▶ Short task
Report how many lines of the listing below include the word "frac". Give nothing but the number.
═══ Given information ═══
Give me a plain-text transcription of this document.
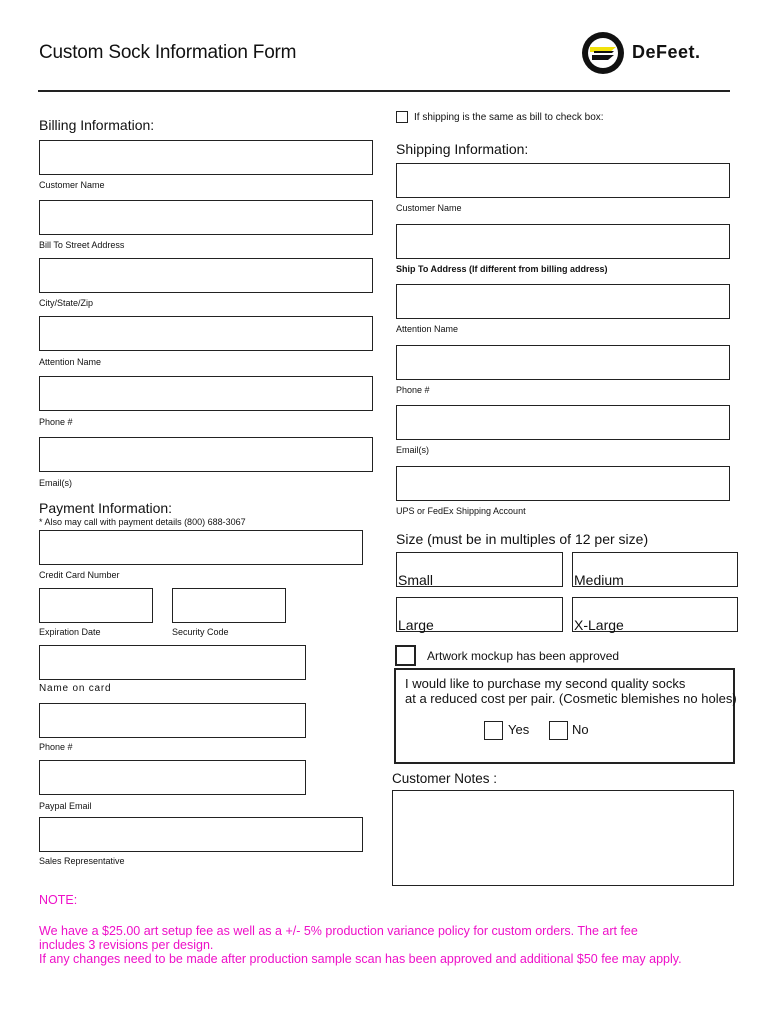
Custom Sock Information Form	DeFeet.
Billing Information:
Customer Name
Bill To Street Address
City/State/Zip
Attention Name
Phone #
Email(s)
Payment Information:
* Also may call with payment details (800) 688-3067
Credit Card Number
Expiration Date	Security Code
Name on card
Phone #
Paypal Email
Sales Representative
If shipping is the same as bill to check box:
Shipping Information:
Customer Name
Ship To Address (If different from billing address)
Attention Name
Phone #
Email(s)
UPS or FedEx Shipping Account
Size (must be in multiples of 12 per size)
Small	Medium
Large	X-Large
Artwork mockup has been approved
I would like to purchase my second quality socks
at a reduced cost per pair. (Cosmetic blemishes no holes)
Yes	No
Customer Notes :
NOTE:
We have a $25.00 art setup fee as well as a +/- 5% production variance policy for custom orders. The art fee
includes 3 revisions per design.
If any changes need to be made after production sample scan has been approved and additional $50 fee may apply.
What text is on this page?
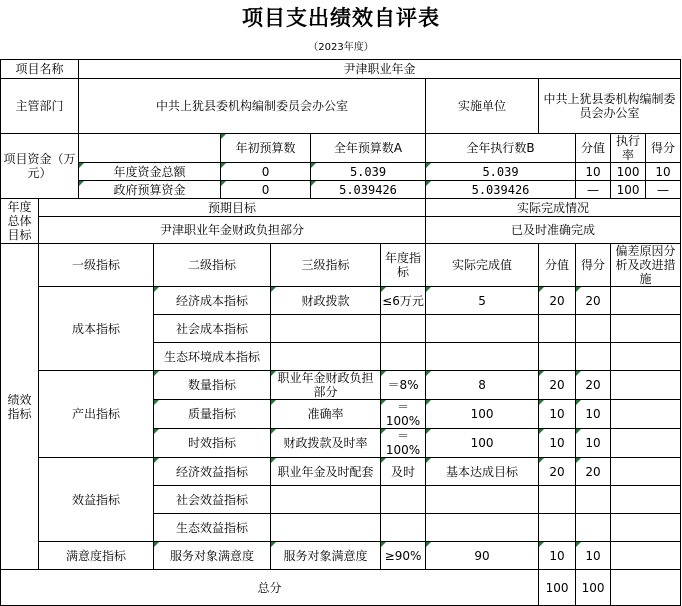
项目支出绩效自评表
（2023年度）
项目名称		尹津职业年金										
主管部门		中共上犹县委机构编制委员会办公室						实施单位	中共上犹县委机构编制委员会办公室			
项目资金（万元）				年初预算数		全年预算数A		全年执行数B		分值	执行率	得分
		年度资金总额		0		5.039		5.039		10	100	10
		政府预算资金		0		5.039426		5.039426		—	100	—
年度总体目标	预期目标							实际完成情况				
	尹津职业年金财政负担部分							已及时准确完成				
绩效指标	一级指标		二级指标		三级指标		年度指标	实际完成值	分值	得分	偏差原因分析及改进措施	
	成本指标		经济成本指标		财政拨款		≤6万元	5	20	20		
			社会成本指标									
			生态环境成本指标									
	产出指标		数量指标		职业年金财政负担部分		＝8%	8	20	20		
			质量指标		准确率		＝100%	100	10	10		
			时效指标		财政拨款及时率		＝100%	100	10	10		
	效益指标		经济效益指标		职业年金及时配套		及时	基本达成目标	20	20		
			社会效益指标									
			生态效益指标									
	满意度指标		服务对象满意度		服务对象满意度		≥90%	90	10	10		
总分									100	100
═══
═══ Given information ═══
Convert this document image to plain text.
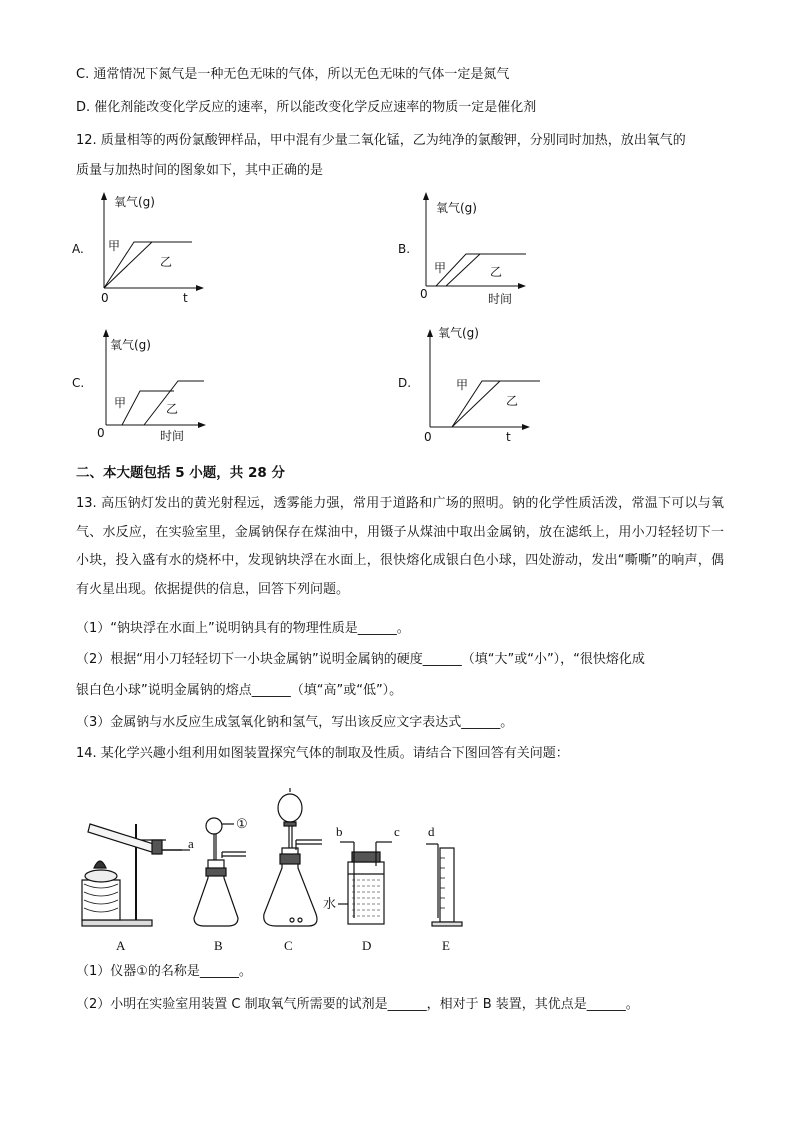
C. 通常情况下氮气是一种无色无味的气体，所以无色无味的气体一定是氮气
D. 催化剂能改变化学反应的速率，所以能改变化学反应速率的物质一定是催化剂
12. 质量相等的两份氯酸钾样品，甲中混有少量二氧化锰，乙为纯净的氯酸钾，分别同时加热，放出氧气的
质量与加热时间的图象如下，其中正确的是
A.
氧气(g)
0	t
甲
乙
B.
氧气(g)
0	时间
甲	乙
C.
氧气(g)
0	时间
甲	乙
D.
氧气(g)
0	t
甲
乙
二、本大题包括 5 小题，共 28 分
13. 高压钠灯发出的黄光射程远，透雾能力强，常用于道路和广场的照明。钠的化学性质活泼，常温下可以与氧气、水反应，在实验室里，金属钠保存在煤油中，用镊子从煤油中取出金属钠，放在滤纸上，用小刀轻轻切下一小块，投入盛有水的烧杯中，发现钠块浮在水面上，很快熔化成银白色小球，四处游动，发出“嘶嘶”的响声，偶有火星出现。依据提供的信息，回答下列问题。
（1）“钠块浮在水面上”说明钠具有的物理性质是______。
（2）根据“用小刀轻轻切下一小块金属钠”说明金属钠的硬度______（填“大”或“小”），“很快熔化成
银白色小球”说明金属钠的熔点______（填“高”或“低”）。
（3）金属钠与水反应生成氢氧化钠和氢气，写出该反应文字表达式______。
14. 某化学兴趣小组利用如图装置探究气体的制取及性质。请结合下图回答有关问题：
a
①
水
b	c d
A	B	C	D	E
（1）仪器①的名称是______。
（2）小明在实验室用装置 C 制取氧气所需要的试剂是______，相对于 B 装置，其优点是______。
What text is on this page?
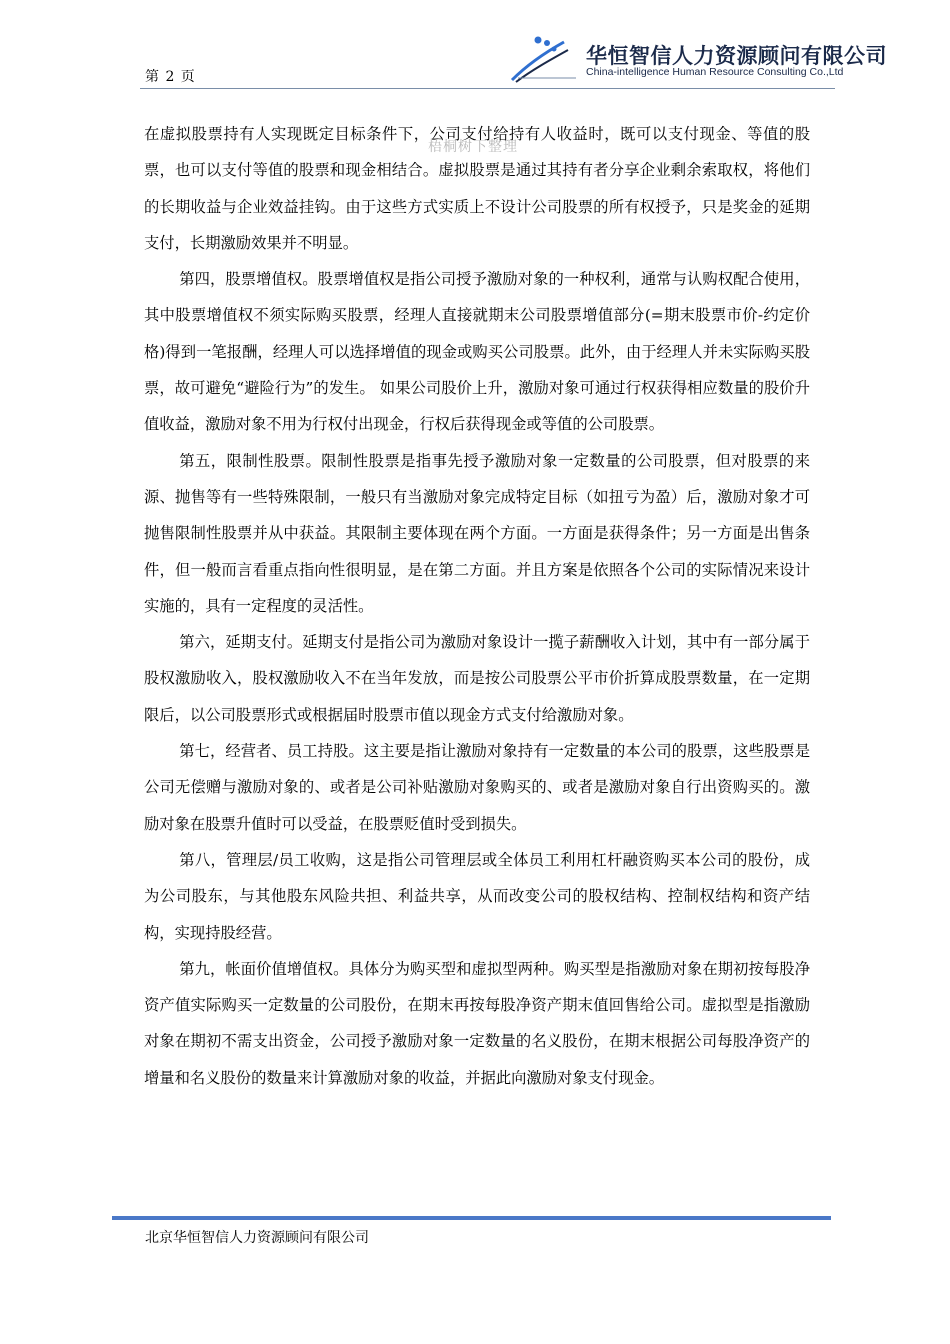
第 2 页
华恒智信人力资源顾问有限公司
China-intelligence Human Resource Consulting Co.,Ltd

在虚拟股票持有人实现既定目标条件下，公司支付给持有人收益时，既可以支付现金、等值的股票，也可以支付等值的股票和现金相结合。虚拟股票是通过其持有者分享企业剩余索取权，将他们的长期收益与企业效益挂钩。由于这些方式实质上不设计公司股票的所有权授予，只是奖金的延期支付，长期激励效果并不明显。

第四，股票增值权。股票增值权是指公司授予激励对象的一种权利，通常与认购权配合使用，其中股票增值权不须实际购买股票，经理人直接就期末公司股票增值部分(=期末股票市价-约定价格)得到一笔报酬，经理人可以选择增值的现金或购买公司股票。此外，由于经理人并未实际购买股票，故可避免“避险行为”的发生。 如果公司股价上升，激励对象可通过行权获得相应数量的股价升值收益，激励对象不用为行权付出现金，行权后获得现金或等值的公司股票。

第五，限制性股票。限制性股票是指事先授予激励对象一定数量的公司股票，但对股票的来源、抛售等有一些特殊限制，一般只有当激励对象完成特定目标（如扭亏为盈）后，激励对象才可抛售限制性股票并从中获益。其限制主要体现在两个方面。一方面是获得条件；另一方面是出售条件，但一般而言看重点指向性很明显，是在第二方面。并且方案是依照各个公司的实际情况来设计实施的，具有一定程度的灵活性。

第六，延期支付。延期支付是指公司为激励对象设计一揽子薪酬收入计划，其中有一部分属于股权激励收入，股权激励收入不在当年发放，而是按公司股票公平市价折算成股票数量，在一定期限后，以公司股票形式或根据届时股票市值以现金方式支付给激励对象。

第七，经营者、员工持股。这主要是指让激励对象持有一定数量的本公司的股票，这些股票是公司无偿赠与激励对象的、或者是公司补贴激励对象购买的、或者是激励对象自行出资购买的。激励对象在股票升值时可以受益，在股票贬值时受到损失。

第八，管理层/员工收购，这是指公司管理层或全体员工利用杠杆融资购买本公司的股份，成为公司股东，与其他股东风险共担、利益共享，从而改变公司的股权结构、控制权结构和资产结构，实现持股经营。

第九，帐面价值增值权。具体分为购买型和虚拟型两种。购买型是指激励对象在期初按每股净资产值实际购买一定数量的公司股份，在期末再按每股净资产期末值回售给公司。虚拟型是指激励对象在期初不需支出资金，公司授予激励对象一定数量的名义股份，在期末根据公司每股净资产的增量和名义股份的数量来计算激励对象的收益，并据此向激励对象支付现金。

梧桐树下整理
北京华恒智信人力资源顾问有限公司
═══
═══ Given information ═══
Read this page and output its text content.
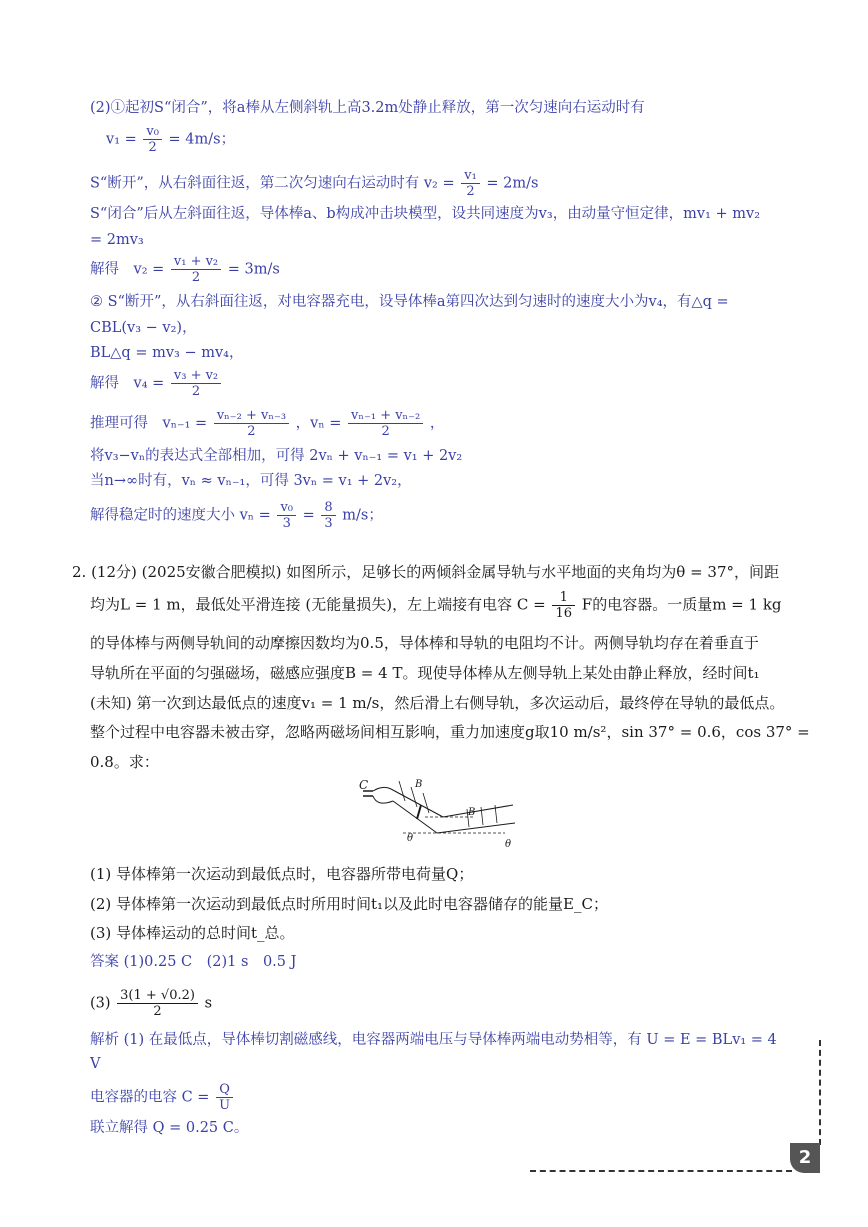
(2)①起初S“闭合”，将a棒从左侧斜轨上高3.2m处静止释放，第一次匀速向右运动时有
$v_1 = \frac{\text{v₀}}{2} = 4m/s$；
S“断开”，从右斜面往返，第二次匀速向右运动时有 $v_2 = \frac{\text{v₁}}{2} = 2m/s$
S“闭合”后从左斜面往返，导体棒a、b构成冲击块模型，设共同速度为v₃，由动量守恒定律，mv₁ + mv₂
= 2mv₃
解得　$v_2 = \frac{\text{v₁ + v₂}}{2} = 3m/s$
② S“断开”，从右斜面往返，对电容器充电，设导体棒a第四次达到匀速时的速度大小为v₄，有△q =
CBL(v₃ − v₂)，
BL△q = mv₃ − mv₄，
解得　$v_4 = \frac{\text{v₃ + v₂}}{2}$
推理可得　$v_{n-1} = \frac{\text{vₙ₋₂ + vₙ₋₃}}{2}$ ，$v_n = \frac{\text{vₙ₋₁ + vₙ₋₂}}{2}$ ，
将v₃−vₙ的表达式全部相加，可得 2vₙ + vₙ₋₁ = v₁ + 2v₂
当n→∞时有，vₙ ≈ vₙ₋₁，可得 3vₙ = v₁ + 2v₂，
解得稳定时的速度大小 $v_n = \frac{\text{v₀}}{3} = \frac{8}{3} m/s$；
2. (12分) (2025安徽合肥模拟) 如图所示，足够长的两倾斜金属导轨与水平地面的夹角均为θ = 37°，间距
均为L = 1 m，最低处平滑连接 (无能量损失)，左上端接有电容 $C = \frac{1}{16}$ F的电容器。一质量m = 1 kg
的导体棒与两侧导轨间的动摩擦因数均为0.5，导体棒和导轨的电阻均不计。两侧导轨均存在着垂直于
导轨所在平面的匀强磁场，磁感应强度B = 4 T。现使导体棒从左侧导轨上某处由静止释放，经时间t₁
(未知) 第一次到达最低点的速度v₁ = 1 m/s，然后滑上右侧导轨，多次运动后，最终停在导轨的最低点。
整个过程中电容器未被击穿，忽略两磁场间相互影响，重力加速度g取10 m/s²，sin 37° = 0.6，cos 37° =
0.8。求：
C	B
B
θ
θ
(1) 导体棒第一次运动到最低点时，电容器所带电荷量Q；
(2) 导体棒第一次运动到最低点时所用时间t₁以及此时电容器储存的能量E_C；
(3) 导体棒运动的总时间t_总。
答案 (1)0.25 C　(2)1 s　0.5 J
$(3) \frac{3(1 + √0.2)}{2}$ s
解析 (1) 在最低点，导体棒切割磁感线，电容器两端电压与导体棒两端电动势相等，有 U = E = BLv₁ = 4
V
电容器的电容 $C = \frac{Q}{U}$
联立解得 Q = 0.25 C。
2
═══
▶ Output
9